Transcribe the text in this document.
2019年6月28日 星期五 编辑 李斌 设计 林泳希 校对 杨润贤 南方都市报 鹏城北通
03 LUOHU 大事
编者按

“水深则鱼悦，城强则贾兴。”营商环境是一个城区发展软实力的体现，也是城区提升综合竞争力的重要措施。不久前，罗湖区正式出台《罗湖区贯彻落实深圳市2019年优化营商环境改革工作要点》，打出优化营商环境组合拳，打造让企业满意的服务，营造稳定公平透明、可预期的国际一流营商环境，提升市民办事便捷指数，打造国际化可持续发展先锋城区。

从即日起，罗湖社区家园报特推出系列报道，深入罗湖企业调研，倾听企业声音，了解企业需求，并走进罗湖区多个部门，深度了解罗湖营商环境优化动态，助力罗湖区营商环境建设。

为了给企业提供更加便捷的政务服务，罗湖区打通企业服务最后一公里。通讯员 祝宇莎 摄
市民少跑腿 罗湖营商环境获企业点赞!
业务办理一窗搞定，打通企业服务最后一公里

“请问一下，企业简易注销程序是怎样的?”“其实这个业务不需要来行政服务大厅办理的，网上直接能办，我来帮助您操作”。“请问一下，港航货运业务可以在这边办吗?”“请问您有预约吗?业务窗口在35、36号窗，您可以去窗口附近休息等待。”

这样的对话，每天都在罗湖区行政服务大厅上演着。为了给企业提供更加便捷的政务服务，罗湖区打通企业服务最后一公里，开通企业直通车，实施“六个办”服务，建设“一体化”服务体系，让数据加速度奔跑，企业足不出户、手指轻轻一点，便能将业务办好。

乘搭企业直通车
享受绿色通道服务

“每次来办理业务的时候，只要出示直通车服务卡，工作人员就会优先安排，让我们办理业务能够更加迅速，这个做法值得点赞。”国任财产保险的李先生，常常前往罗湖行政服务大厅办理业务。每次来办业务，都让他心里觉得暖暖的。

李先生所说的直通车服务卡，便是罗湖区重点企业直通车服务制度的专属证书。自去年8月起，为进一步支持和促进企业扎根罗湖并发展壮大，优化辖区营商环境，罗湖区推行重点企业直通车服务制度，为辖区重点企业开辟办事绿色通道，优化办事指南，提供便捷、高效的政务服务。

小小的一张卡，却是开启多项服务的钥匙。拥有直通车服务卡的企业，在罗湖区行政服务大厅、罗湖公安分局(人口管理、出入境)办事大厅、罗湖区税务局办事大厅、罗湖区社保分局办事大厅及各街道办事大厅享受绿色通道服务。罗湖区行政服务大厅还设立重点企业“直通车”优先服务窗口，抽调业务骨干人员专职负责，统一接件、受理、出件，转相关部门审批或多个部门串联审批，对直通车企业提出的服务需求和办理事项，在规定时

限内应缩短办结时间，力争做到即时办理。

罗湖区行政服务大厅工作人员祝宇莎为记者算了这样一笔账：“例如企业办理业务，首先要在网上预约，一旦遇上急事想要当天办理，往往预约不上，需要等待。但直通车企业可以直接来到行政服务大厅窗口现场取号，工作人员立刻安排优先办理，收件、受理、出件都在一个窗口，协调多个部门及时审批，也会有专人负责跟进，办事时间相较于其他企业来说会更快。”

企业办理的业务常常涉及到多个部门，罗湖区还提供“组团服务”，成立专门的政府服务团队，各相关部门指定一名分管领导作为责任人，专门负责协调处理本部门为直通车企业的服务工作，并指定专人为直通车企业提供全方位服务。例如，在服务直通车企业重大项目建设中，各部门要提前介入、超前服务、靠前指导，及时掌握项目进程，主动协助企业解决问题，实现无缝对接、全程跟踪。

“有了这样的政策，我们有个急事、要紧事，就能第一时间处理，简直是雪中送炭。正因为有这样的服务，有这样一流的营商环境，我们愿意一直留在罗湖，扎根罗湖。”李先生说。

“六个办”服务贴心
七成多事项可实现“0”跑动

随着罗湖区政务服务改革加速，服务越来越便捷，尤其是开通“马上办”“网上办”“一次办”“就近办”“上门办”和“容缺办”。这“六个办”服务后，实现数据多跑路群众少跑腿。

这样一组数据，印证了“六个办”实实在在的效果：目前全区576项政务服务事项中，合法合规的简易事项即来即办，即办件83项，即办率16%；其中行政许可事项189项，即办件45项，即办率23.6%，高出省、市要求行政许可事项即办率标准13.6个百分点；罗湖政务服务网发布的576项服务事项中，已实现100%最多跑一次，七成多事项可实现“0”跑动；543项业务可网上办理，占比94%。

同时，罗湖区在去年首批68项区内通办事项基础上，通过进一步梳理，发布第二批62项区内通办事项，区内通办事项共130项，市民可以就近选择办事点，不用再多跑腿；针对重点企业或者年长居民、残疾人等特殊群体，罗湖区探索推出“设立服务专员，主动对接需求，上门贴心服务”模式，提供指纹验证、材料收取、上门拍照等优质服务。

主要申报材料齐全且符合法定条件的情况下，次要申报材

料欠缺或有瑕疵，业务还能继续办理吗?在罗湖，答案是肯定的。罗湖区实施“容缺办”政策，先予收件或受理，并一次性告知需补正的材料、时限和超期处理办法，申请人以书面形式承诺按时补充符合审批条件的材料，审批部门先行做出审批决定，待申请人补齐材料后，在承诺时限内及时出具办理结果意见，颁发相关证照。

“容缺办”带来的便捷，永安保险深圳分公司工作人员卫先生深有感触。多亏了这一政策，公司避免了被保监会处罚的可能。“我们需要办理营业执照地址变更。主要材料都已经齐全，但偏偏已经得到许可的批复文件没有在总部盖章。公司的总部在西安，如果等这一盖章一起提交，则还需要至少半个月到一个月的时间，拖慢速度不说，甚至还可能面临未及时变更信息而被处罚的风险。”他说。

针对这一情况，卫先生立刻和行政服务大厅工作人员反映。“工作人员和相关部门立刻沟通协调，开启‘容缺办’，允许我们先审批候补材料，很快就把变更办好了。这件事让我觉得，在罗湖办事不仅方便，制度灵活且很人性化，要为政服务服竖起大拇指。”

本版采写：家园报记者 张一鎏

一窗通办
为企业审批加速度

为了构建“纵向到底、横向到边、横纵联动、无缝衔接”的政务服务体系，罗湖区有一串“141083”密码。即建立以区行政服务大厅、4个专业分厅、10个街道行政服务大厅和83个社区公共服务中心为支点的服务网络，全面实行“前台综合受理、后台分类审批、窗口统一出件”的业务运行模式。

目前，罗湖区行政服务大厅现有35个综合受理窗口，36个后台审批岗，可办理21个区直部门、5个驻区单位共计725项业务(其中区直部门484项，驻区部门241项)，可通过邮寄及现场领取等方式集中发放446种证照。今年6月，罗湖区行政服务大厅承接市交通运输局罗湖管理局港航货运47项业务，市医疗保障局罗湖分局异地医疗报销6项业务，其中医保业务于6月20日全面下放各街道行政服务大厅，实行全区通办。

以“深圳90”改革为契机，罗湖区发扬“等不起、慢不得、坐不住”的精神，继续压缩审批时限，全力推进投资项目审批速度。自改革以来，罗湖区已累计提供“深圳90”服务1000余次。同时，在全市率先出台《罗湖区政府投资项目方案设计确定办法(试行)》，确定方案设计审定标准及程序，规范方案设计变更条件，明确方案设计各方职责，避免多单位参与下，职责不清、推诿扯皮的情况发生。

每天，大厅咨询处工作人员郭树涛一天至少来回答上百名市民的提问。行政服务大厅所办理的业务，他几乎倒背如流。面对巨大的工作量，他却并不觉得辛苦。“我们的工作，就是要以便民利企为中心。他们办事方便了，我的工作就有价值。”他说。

To be done = Supply the count of lines in the entries that contain the word "七成多事项可实现", and nothing besides.

The reply = 2